— BEGIN Records shown —

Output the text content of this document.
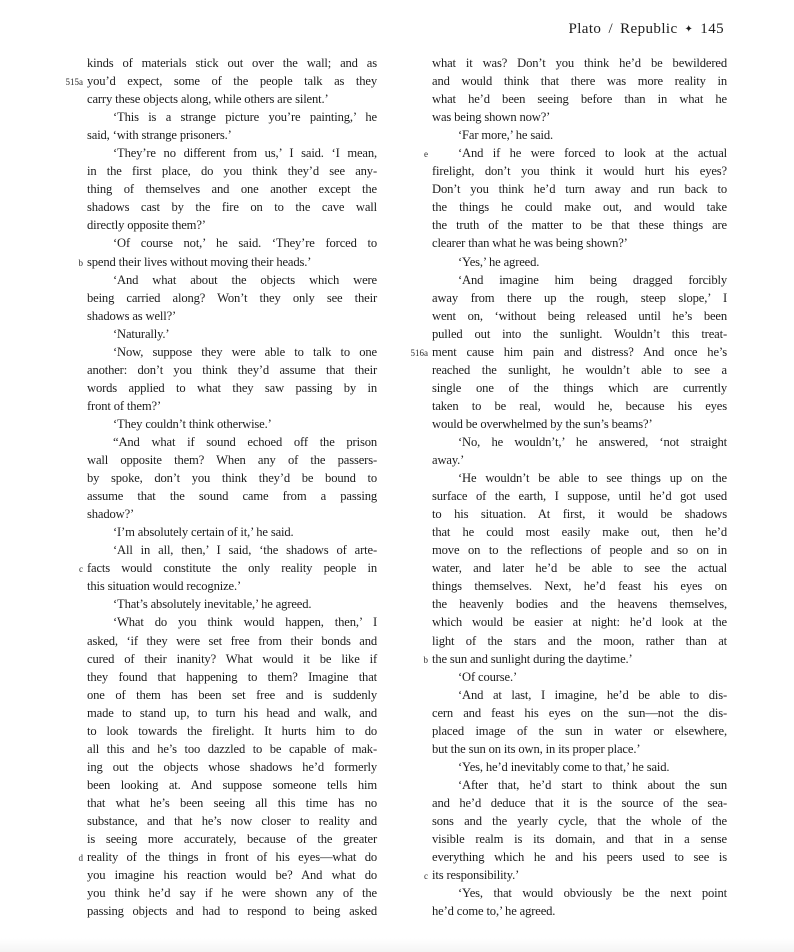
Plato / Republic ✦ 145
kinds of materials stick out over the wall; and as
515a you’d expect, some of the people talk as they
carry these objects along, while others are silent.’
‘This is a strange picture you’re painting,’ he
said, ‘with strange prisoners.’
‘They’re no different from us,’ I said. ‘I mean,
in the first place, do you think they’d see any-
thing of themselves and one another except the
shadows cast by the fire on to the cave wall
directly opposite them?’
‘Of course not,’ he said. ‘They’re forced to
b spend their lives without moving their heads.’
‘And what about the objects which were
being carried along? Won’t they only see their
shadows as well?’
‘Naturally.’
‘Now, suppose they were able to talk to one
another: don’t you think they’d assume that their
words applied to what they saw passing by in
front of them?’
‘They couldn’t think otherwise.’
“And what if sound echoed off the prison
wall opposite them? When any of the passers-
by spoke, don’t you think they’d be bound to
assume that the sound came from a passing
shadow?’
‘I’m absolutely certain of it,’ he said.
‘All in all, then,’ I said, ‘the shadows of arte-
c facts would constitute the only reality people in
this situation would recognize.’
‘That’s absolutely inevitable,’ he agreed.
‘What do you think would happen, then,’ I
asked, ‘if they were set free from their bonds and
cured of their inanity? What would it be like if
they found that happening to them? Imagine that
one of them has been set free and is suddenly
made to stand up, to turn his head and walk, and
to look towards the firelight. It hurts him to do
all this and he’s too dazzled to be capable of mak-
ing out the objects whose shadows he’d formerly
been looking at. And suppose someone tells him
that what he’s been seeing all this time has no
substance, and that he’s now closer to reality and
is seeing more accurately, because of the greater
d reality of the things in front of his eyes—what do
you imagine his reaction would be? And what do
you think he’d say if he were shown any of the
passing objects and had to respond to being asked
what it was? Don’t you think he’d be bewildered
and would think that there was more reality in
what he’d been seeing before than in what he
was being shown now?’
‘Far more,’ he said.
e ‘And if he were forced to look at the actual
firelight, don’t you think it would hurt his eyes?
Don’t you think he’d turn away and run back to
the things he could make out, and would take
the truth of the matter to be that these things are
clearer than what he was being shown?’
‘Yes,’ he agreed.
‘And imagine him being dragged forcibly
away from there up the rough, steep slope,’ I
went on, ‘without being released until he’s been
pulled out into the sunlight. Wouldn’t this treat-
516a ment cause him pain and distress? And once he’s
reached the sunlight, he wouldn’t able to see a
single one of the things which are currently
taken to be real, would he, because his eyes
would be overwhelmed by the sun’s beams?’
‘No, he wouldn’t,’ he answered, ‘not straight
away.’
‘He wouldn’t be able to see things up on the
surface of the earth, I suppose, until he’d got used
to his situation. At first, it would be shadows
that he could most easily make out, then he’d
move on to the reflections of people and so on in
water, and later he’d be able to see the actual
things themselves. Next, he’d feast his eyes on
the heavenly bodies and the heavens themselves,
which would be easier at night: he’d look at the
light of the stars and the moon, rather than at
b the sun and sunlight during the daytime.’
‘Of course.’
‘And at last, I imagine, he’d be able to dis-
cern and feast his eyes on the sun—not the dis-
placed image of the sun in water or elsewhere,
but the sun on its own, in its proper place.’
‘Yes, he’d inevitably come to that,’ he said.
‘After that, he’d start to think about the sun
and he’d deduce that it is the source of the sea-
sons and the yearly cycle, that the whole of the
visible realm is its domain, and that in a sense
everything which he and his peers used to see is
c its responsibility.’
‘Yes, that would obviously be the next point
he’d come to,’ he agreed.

— END Records shown —
— BEGIN Records shown —

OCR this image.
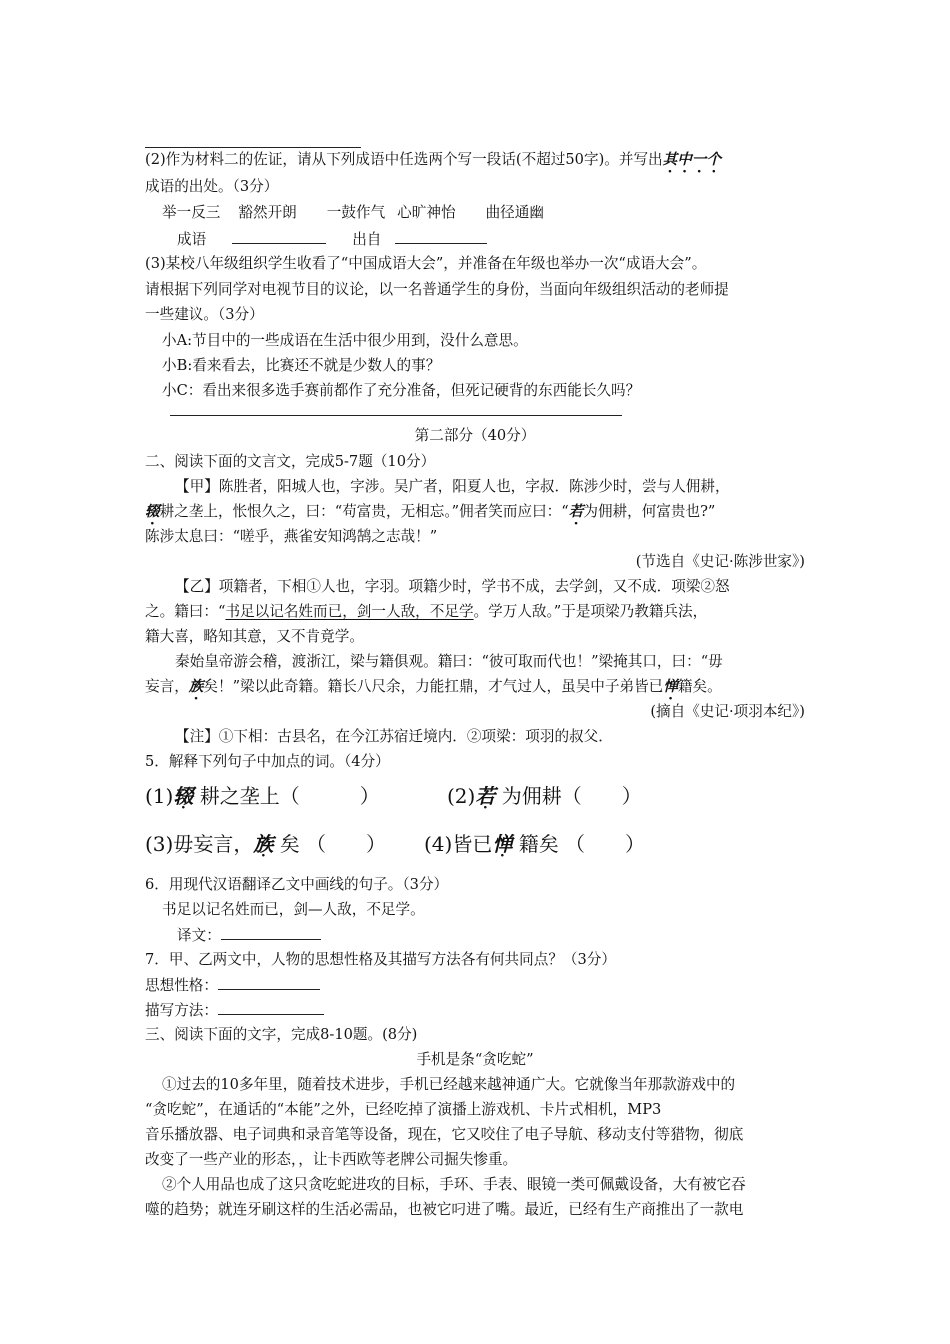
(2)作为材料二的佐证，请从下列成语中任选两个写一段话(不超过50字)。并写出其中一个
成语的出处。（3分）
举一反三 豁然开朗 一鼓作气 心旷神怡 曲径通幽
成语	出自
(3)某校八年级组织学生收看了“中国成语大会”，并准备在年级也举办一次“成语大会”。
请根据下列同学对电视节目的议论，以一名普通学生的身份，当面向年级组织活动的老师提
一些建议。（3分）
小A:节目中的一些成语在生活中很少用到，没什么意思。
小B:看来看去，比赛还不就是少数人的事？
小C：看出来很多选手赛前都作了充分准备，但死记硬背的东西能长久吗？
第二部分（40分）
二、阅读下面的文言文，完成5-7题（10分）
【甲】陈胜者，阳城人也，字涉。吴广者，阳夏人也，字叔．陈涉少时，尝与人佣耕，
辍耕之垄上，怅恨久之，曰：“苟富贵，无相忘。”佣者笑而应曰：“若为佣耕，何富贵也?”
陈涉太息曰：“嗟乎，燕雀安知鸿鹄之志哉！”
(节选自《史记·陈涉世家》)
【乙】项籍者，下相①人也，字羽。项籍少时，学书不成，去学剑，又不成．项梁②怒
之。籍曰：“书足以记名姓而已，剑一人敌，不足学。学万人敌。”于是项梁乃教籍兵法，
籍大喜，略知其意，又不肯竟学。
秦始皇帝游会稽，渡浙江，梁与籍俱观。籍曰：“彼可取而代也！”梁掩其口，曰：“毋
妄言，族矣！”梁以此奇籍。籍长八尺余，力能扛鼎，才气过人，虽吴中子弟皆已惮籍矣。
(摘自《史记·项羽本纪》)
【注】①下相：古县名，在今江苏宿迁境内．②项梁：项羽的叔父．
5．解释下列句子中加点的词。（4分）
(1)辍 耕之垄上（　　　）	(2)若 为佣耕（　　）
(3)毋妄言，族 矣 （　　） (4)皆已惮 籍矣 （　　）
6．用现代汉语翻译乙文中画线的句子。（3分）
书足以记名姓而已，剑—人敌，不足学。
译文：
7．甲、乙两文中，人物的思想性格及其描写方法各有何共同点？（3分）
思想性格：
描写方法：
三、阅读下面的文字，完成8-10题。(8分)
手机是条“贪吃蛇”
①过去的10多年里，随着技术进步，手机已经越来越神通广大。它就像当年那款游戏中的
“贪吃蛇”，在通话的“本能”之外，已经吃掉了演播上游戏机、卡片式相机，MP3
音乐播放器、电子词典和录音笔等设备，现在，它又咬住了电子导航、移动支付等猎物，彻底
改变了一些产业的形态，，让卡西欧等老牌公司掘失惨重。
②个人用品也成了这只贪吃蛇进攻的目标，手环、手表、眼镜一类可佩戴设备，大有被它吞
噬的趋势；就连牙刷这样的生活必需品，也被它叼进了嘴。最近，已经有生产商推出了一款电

— END Records shown —

Requirement: List all lines from the entries that include the word "course".

Exercise output:
‘Of course not,’ he said. ‘They’re forced to
‘Of course.’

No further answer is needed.